# [THE TASK]
Look for the string "организациях" in every line, and copy each line that has it.

-- start RECORDS SUPPLIED --

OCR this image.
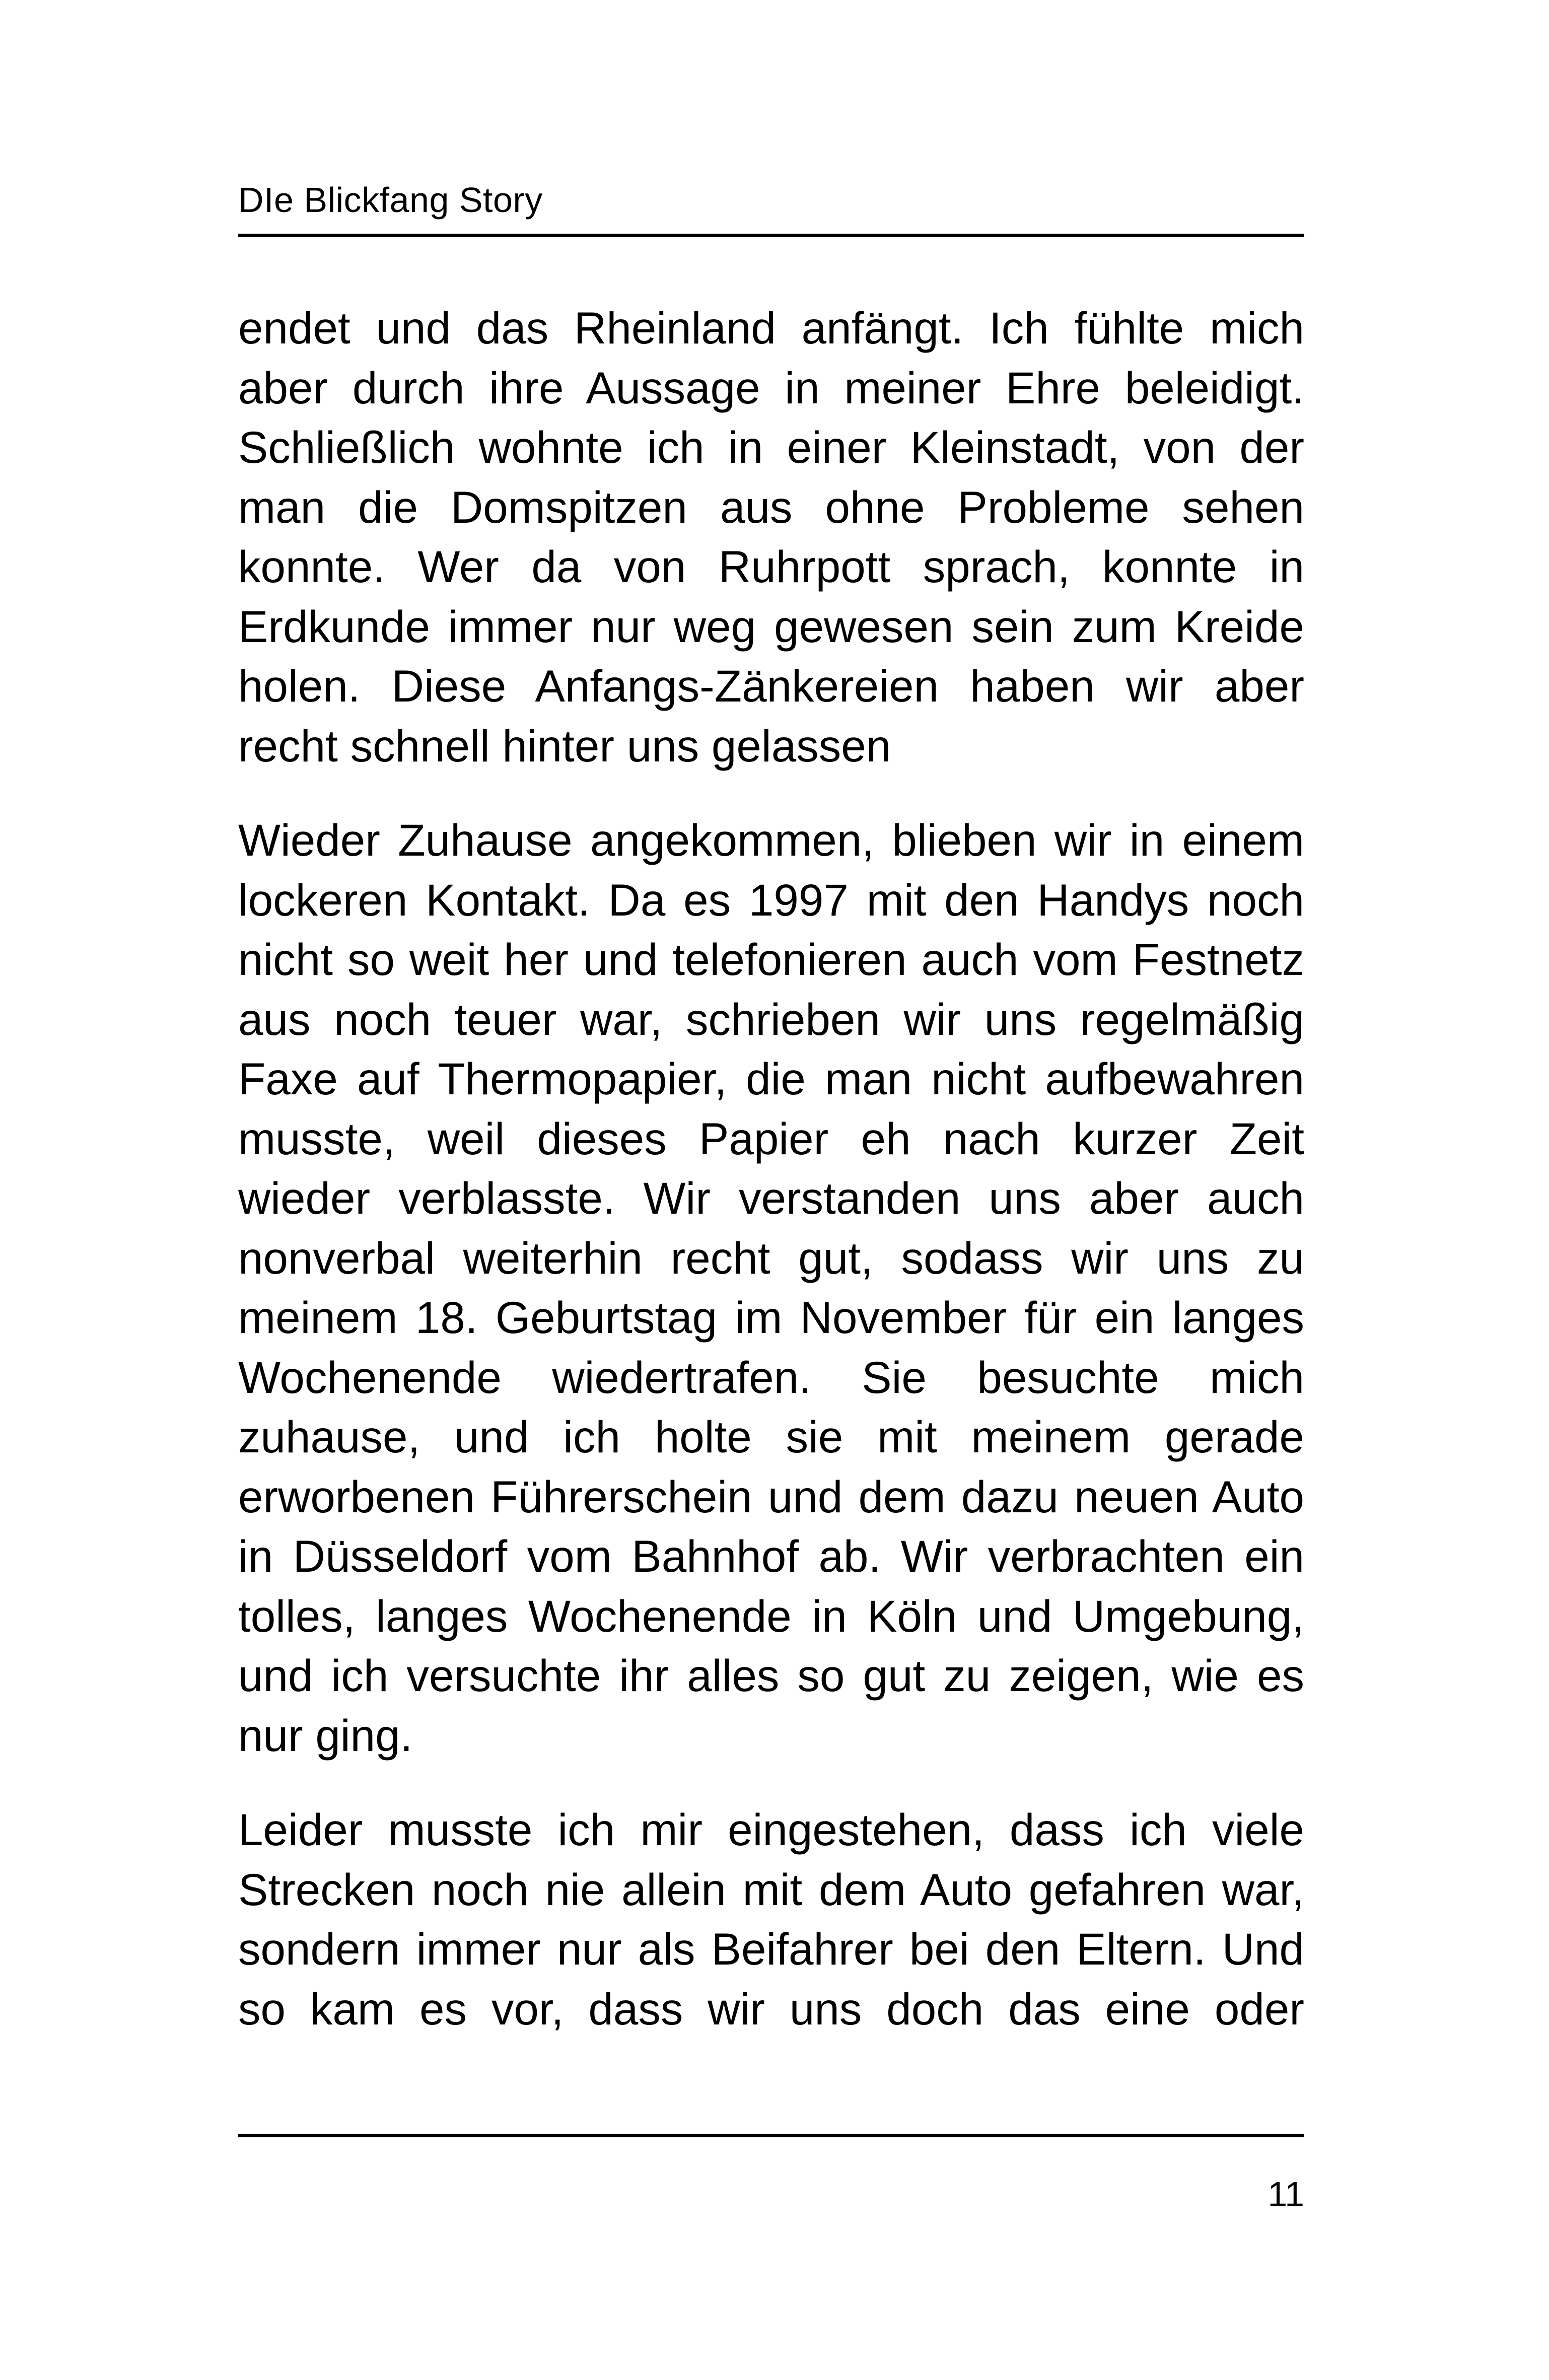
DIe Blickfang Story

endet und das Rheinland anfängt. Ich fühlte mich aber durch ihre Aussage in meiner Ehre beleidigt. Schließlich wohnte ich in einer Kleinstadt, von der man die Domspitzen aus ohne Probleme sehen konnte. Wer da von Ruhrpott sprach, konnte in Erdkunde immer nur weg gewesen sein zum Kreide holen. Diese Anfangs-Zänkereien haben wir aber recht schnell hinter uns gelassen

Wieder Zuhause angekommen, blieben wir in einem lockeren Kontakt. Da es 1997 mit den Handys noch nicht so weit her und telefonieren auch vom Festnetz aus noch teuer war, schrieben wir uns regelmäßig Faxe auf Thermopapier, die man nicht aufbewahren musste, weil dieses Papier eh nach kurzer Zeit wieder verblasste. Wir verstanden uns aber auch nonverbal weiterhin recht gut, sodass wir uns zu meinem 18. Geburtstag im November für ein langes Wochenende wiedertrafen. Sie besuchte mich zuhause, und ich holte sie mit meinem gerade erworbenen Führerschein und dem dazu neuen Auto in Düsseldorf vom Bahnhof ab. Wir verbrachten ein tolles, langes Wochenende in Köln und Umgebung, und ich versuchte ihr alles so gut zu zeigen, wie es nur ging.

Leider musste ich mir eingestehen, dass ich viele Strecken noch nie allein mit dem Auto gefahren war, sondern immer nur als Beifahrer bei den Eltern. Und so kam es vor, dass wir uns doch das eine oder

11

-- end RECORDS SUPPLIED --
-- start RECORDS SUPPLIED --

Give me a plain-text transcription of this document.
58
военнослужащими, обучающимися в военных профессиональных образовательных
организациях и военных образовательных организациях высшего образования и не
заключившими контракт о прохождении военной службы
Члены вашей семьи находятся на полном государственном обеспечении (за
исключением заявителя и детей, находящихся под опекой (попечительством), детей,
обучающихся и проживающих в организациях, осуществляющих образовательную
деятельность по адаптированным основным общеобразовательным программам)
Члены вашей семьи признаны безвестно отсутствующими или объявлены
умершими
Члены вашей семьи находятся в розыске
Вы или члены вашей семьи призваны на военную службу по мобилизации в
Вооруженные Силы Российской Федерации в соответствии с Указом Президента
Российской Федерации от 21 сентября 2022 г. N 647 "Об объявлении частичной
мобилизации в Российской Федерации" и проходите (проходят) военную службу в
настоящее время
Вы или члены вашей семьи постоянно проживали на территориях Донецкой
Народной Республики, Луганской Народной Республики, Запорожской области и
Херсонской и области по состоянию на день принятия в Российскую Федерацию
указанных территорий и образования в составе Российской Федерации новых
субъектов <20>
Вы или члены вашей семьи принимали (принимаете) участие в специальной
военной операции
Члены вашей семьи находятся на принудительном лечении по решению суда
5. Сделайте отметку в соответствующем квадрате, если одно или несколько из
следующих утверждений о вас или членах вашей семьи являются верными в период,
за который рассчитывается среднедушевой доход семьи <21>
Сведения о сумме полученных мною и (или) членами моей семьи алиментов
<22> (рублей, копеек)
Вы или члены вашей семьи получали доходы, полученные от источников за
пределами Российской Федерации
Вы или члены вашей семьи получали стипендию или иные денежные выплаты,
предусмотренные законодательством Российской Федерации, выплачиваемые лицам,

-- end RECORDS SUPPLIED --

# [RESPONSE]
организациях и военных образовательных организациях высшего образования и не
обучающихся и проживающих в организациях, осуществляющих образовательную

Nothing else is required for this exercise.